Data supplied -
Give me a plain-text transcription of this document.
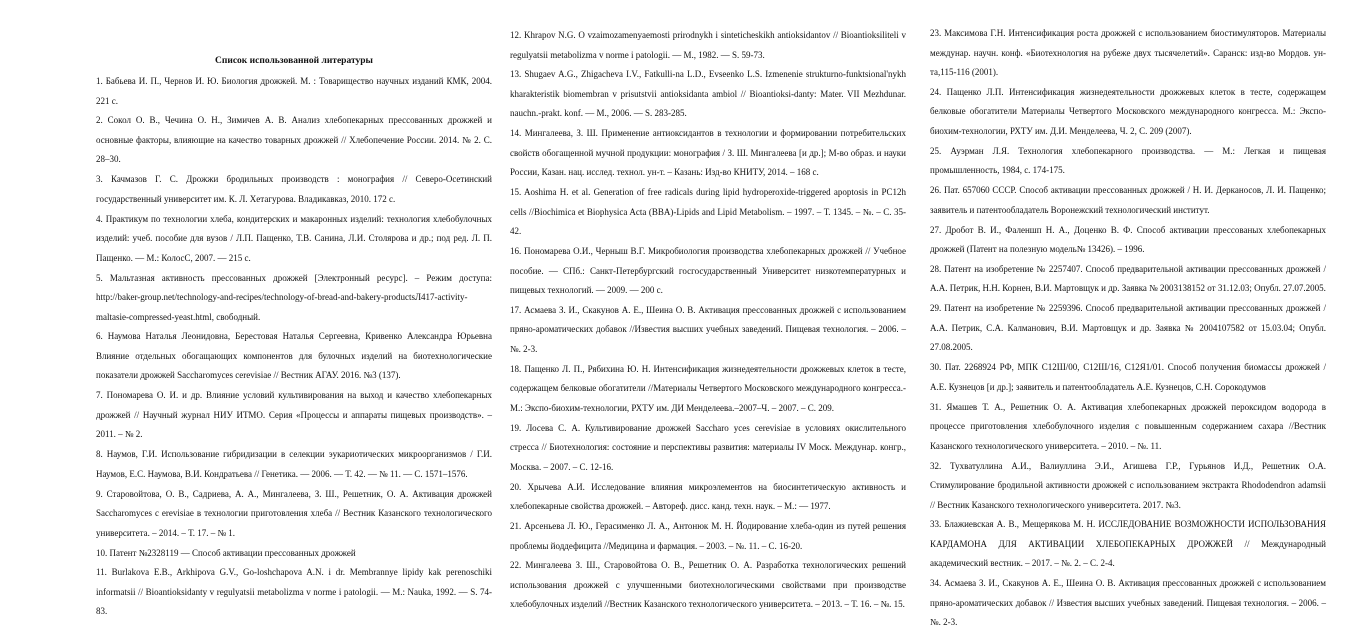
Список использованной литературы
1. Бабьева И. П., Чернов И. Ю. Биология дрожжей. М. : Товарищество научных изданий КМК, 2004. 221 с.
2. Сокол О. В., Чечина О. Н., Зимичев А. В. Анализ хлебопекарных прессованных дрожжей и основные факторы, влияющие на качество товарных дрожжей // Хлебопечение России. 2014. № 2. С. 28–30.
3. Качмазов Г. С. Дрожжи бродильных производств : монография // Северо-Осетинский государственный университет им. К. Л. Хетагурова. Владикавказ, 2010. 172 с.
4. Практикум по технологии хлеба, кондитерских и макаронных изделий: технология хлебобулочных изделий: учеб. пособие для вузов / Л.П. Пащенко, Т.В. Санина, Л.И. Столярова и др.; под ред. Л. П. Пащенко. — М.: КолосС, 2007. — 215 с.
5. Мальтазная активность прессованных дрожжей [Электронный ресурс]. – Режим доступа: http://baker-group.net/technology-and-recipes/technology-of-bread-and-bakery-productsЛ417-activity-maltasie-compressed-yeast.html, свободный.
6. Наумова Наталья Леонидовна, Берестовая Наталья Сергеевна, Кривенко Александра Юрьевна Влияние отдельных обогащающих компонентов для булочных изделий на биотехнологические показатели дрожжей Saccharomyces cerevisiae // Вестник АГАУ. 2016. №3 (137).
7. Пономарева О. И. и др. Влияние условий культивирования на выход и качество хлебопекарных дрожжей // Научный журнал НИУ ИТМО. Серия «Процессы и аппараты пищевых производств». – 2011. – № 2.
8. Наумов, Г.И. Использование гибридизации в селекции эукариотических микроорганизмов / Г.И. Наумов, Е.С. Наумова, В.И. Кондратьева // Генетика. — 2006. — Т. 42. — № 11. — С. 1571–1576.
9. Старовойтова, О. В., Садриева, А. А., Мингалеева, З. Ш., Решетник, О. А. Активация дрожжей Saccharomyces c erevisiae в технологии приготовления хлеба // Вестник Казанского технологического университета. – 2014. – Т. 17. – № 1.
10. Патент №2328119 — Способ активации прессованных дрожжей
11. Burlakova E.B., Arkhipova G.V., Go-loshchapova A.N. i dr. Membrannye lipidy kak perenoschiki informatsii // Bioantioksidanty v regulyatsii metabolizma v norme i patologii. — M.: Nauka, 1992. — S. 74-83.
12. Khrapov N.G. O vzaimozamenyaemosti prirodnykh i sinteticheskikh antioksidantov // Bioantioksiliteli v regulyatsii metabolizma v norme i patologii. — M., 1982. — S. 59-73.
13. Shugaev A.G., Zhigacheva I.V., Fatkulli-na L.D., Evseenko L.S. Izmenenie strukturno-funktsional'nykh kharakteristik biomembran v prisutstvii antioksidanta ambiol // Bioantioksi-danty: Mater. VII Mezhdunar. nauchn.-prakt. konf. — M., 2006. — S. 283-285.
14. Мингалеева, З. Ш. Применение антиоксидантов в технологии и формировании потребительских свойств обогащенной мучной продукции: монография / З. Ш. Мингалеева [и др.]; М-во образ. и науки России, Казан. нац. исслед. технол. ун-т. – Казань: Изд-во КНИТУ, 2014. – 168 с.
15. Aoshima H. et al. Generation of free radicals during lipid hydroperoxide-triggered apoptosis in PC12h cells //Biochimica et Biophysica Acta (BBA)-Lipids and Lipid Metabolism. – 1997. – Т. 1345. – №. – С. 35-42.
16. Пономарева О.И., Черныш В.Г. Микробиология производства хлебопекарных дрожжей // Учебное пособие. — СПб.: Санкт-Петербургский госгосударственный Университет низкотемпературных и пищевых технологий. — 2009. — 200 с.
17. Асмаева З. И., Скакунов А. Е., Шеина О. В. Активация прессованных дрожжей с использованием пряно-ароматических добавок //Известия высших учебных заведений. Пищевая технология. – 2006. – №. 2-3.
18. Пащенко Л. П., Рябихина Ю. Н. Интенсификация жизнедеятельности дрожжевых клеток в тесте, содержащем белковые обогатители //Материалы Четвертого Московского международного конгресса.-М.: Экспо-биохим-технологии, РХТУ им. ДИ Менделеева.–2007–Ч. – 2007. – С. 209.
19. Лосева С. А. Культивирование дрожжей Saccharo yces cerevisiae в условиях окислительного стресса // Биотехнология: состояние и перспективы развития: материалы IV Моск. Междунар. конгр., Москва. – 2007. – С. 12-16.
20. Хрычева А.И. Исследование влияния микроэлементов на биосинтетическую активность и хлебопекарные свойства дрожжей. – Автореф. дисс. канд. техн. наук. – М.: — 1977.
21. Арсеньева Л. Ю., Герасименко Л. А., Антонюк М. Н. Йодирование хлеба-один из путей решения проблемы йоддефицита //Медицина и фармация. – 2003. – №. 11. – С. 16-20.
22. Мингалеева З. Ш., Старовойтова О. В., Решетник О. А. Разработка технологических решений использования дрожжей с улучшенными биотехнологическими свойствами при производстве хлебобулочных изделий //Вестник Казанского технологического университета. – 2013. – Т. 16. – №. 15.
23. Максимова Г.Н. Интенсификация роста дрожжей с использованием биостимуляторов. Материалы междунар. научн. конф. «Биотехнология на рубеже двух тысячелетий». Саранск: изд-во Мордов. ун-та,115-116 (2001).
24. Пащенко Л.П. Интенсификация жизнедеятельности дрожжевых клеток в тесте, содержащем белковые обогатители Материалы Четвертого Московского международного конгресса. М.: Экспо-биохим-технологии, РХТУ им. Д.И. Менделеева, Ч. 2, С. 209 (2007).
25. Ауэрман Л.Я. Технология хлебопекарного производства. — М.: Легкая и пищевая промышленность, 1984, с. 174-175.
26. Пат. 657060 СССР. Способ активации прессованных дрожжей / Н. И. Дерканосов, Л. И. Пащенко; заявитель и патентообладатель Воронежский технологический институт.
27. Дробот В. И., Фаленшп Н. А., Доценко В. Ф. Способ активации прессованых хлебопекарных дрожжей (Патент на полезную модель№ 13426). – 1996.
28. Патент на изобретение № 2257407. Способ предварительной активации прессованных дрожжей / А.А. Петрик, Н.Н. Корнен, В.И. Мартовщук и др. Заявка № 2003138152 от 31.12.03; Опубл. 27.07.2005.
29. Патент на изобретение № 2259396. Способ предварительной активации прессованных дрожжей / А.А. Петрик, С.А. Калманович, В.И. Мартовщук и др. Заявка № 2004107582 от 15.03.04; Опубл. 27.08.2005.
30. Пат. 2268924 РФ, МПК C12Ш/00, C12Ш/16, C12Я1/01. Способ получения биомассы дрожжей / А.Е. Кузнецов [и др.]; заявитель и патентообладатель А.Е. Кузнецов, С.Н. Сорокодумов
31. Ямашев Т. А., Решетник О. А. Активация хлебопекарных дрожжей пероксидом водорода в процессе приготовления хлебобулочного изделия с повышенным содержанием сахара //Вестник Казанского технологического университета. – 2010. – №. 11.
32. Тухватуллина А.И., Валиуллина Э.И., Агишева Г.Р., Гурьянов И.Д., Решетник О.А. Стимулирование бродильной активности дрожжей с использованием экстракта Rhododendron adamsii // Вестник Казанского технологического университета. 2017. №3.
33. Блажиевская А. В., Мещерякова М. Н. ИССЛЕДОВАНИЕ ВОЗМОЖНОСТИ ИСПОЛЬЗОВАНИЯ КАРДАМОНА ДЛЯ АКТИВАЦИИ ХЛЕБОПЕКАРНЫХ ДРОЖЖЕЙ // Международный академический вестник. – 2017. – №. 2. – С. 2-4.
34. Асмаева З. И., Скакунов А. Е., Шеина О. В. Активация прессованных дрожжей с использованием пряно-ароматических добавок // Известия высших учебных заведений. Пищевая технология. – 2006. – №. 2-3.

Exercise aim - All entries above should be printed exactly, though without their pictures.

Answer below -
Give me a plain-text transcription of this document.
Список использованной литературы
1. Бабьева И. П., Чернов И. Ю. Биология дрожжей. М. : Товарищество научных изданий КМК, 2004. 221 с.
2. Сокол О. В., Чечина О. Н., Зимичев А. В. Анализ хлебопекарных прессованных дрожжей и основные факторы, влияющие на качество товарных дрожжей // Хлебопечение России. 2014. № 2. С. 28–30.
3. Качмазов Г. С. Дрожжи бродильных производств : монография // Северо-Осетинский государственный университет им. К. Л. Хетагурова. Владикавказ, 2010. 172 с.
4. Практикум по технологии хлеба, кондитерских и макаронных изделий: технология хлебобулочных изделий: учеб. пособие для вузов / Л.П. Пащенко, Т.В. Санина, Л.И. Столярова и др.; под ред. Л. П. Пащенко. — М.: КолосС, 2007. — 215 с.
5. Мальтазная активность прессованных дрожжей [Электронный ресурс]. – Режим доступа: http://baker-group.net/technology-and-recipes/technology-of-bread-and-bakery-productsЛ417-activity-maltasie-compressed-yeast.html, свободный.
6. Наумова Наталья Леонидовна, Берестовая Наталья Сергеевна, Кривенко Александра Юрьевна Влияние отдельных обогащающих компонентов для булочных изделий на биотехнологические показатели дрожжей Saccharomyces cerevisiae // Вестник АГАУ. 2016. №3 (137).
7. Пономарева О. И. и др. Влияние условий культивирования на выход и качество хлебопекарных дрожжей // Научный журнал НИУ ИТМО. Серия «Процессы и аппараты пищевых производств». – 2011. – № 2.
8. Наумов, Г.И. Использование гибридизации в селекции эукариотических микроорганизмов / Г.И. Наумов, Е.С. Наумова, В.И. Кондратьева // Генетика. — 2006. — Т. 42. — № 11. — С. 1571–1576.
9. Старовойтова, О. В., Садриева, А. А., Мингалеева, З. Ш., Решетник, О. А. Активация дрожжей Saccharomyces c erevisiae в технологии приготовления хлеба // Вестник Казанского технологического университета. – 2014. – Т. 17. – № 1.
10. Патент №2328119 — Способ активации прессованных дрожжей
11. Burlakova E.B., Arkhipova G.V., Go-loshchapova A.N. i dr. Membrannye lipidy kak perenoschiki informatsii // Bioantioksidanty v regulyatsii metabolizma v norme i patologii. — M.: Nauka, 1992. — S. 74-83.
12. Khrapov N.G. O vzaimozamenyaemosti prirodnykh i sinteticheskikh antioksidantov // Bioantioksiliteli v regulyatsii metabolizma v norme i patologii. — M., 1982. — S. 59-73.
13. Shugaev A.G., Zhigacheva I.V., Fatkulli-na L.D., Evseenko L.S. Izmenenie strukturno-funktsional'nykh kharakteristik biomembran v prisutstvii antioksidanta ambiol // Bioantioksi-danty: Mater. VII Mezhdunar. nauchn.-prakt. konf. — M., 2006. — S. 283-285.
14. Мингалеева, З. Ш. Применение антиоксидантов в технологии и формировании потребительских свойств обогащенной мучной продукции: монография / З. Ш. Мингалеева [и др.]; М-во образ. и науки России, Казан. нац. исслед. технол. ун-т. – Казань: Изд-во КНИТУ, 2014. – 168 с.
15. Aoshima H. et al. Generation of free radicals during lipid hydroperoxide-triggered apoptosis in PC12h cells //Biochimica et Biophysica Acta (BBA)-Lipids and Lipid Metabolism. – 1997. – Т. 1345. – №. – С. 35-42.
16. Пономарева О.И., Черныш В.Г. Микробиология производства хлебопекарных дрожжей // Учебное пособие. — СПб.: Санкт-Петербургский госгосударственный Университет низкотемпературных и пищевых технологий. — 2009. — 200 с.
17. Асмаева З. И., Скакунов А. Е., Шеина О. В. Активация прессованных дрожжей с использованием пряно-ароматических добавок //Известия высших учебных заведений. Пищевая технология. – 2006. – №. 2-3.
18. Пащенко Л. П., Рябихина Ю. Н. Интенсификация жизнедеятельности дрожжевых клеток в тесте, содержащем белковые обогатители //Материалы Четвертого Московского международного конгресса.-М.: Экспо-биохим-технологии, РХТУ им. ДИ Менделеева.–2007–Ч. – 2007. – С. 209.
19. Лосева С. А. Культивирование дрожжей Saccharo yces cerevisiae в условиях окислительного стресса // Биотехнология: состояние и перспективы развития: материалы IV Моск. Междунар. конгр., Москва. – 2007. – С. 12-16.
20. Хрычева А.И. Исследование влияния микроэлементов на биосинтетическую активность и хлебопекарные свойства дрожжей. – Автореф. дисс. канд. техн. наук. – М.: — 1977.
21. Арсеньева Л. Ю., Герасименко Л. А., Антонюк М. Н. Йодирование хлеба-один из путей решения проблемы йоддефицита //Медицина и фармация. – 2003. – №. 11. – С. 16-20.
22. Мингалеева З. Ш., Старовойтова О. В., Решетник О. А. Разработка технологических решений использования дрожжей с улучшенными биотехнологическими свойствами при производстве хлебобулочных изделий //Вестник Казанского технологического университета. – 2013. – Т. 16. – №. 15.
23. Максимова Г.Н. Интенсификация роста дрожжей с использованием биостимуляторов. Материалы междунар. научн. конф. «Биотехнология на рубеже двух тысячелетий». Саранск: изд-во Мордов. ун-та,115-116 (2001).
24. Пащенко Л.П. Интенсификация жизнедеятельности дрожжевых клеток в тесте, содержащем белковые обогатители Материалы Четвертого Московского международного конгресса. М.: Экспо-биохим-технологии, РХТУ им. Д.И. Менделеева, Ч. 2, С. 209 (2007).
25. Ауэрман Л.Я. Технология хлебопекарного производства. — М.: Легкая и пищевая промышленность, 1984, с. 174-175.
26. Пат. 657060 СССР. Способ активации прессованных дрожжей / Н. И. Дерканосов, Л. И. Пащенко; заявитель и патентообладатель Воронежский технологический институт.
27. Дробот В. И., Фаленшп Н. А., Доценко В. Ф. Способ активации прессованых хлебопекарных дрожжей (Патент на полезную модель№ 13426). – 1996.
28. Патент на изобретение № 2257407. Способ предварительной активации прессованных дрожжей / А.А. Петрик, Н.Н. Корнен, В.И. Мартовщук и др. Заявка № 2003138152 от 31.12.03; Опубл. 27.07.2005.
29. Патент на изобретение № 2259396. Способ предварительной активации прессованных дрожжей / А.А. Петрик, С.А. Калманович, В.И. Мартовщук и др. Заявка № 2004107582 от 15.03.04; Опубл. 27.08.2005.
30. Пат. 2268924 РФ, МПК C12Ш/00, C12Ш/16, C12Я1/01. Способ получения биомассы дрожжей / А.Е. Кузнецов [и др.]; заявитель и патентообладатель А.Е. Кузнецов, С.Н. Сорокодумов
31. Ямашев Т. А., Решетник О. А. Активация хлебопекарных дрожжей пероксидом водорода в процессе приготовления хлебобулочного изделия с повышенным содержанием сахара //Вестник Казанского технологического университета. – 2010. – №. 11.
32. Тухватуллина А.И., Валиуллина Э.И., Агишева Г.Р., Гурьянов И.Д., Решетник О.А. Стимулирование бродильной активности дрожжей с использованием экстракта Rhododendron adamsii // Вестник Казанского технологического университета. 2017. №3.
33. Блажиевская А. В., Мещерякова М. Н. ИССЛЕДОВАНИЕ ВОЗМОЖНОСТИ ИСПОЛЬЗОВАНИЯ КАРДАМОНА ДЛЯ АКТИВАЦИИ ХЛЕБОПЕКАРНЫХ ДРОЖЖЕЙ // Международный академический вестник. – 2017. – №. 2. – С. 2-4.
34. Асмаева З. И., Скакунов А. Е., Шеина О. В. Активация прессованных дрожжей с использованием пряно-ароматических добавок // Известия высших учебных заведений. Пищевая технология. – 2006. – №. 2-3.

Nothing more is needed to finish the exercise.